▸ **Exercise brief**:
Report the count of lines that carry the string "this", and add nothing.

▸ **Records supplied**:
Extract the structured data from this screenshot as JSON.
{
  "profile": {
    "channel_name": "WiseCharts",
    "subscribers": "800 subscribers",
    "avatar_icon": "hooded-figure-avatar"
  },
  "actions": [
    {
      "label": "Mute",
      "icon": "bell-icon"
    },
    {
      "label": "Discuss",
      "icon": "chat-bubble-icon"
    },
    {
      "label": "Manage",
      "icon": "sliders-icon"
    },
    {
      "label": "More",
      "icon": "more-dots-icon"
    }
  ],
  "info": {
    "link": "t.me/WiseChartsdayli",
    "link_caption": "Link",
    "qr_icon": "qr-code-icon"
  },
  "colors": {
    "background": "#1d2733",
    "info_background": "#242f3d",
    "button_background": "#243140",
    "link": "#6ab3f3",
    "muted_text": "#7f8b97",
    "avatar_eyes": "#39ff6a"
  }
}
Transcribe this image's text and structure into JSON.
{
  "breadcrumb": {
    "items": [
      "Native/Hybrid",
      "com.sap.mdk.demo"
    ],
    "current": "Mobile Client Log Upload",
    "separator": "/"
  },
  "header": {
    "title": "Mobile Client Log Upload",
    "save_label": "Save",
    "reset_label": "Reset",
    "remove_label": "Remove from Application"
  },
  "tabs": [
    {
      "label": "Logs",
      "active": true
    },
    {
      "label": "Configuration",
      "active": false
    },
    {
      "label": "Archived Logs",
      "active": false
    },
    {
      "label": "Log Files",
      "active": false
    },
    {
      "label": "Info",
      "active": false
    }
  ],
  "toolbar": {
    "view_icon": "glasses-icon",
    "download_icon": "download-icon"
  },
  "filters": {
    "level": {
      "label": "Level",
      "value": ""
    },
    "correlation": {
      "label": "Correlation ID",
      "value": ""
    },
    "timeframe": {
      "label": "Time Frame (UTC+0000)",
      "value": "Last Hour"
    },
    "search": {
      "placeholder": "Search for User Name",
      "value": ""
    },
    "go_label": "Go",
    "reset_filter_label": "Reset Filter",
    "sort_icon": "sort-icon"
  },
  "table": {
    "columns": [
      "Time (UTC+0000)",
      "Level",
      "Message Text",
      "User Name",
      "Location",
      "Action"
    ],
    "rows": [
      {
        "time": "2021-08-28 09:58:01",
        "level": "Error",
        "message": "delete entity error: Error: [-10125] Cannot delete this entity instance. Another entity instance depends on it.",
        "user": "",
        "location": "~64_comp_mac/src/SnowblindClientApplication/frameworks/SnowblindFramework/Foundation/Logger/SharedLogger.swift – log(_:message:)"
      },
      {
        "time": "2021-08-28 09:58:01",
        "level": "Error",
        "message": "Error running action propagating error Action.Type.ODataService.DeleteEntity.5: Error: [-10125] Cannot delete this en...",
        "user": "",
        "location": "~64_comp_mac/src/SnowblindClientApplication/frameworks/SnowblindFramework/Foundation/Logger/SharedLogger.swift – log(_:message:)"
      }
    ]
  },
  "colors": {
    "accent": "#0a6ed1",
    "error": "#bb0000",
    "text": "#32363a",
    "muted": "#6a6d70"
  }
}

▸ **The output**:
4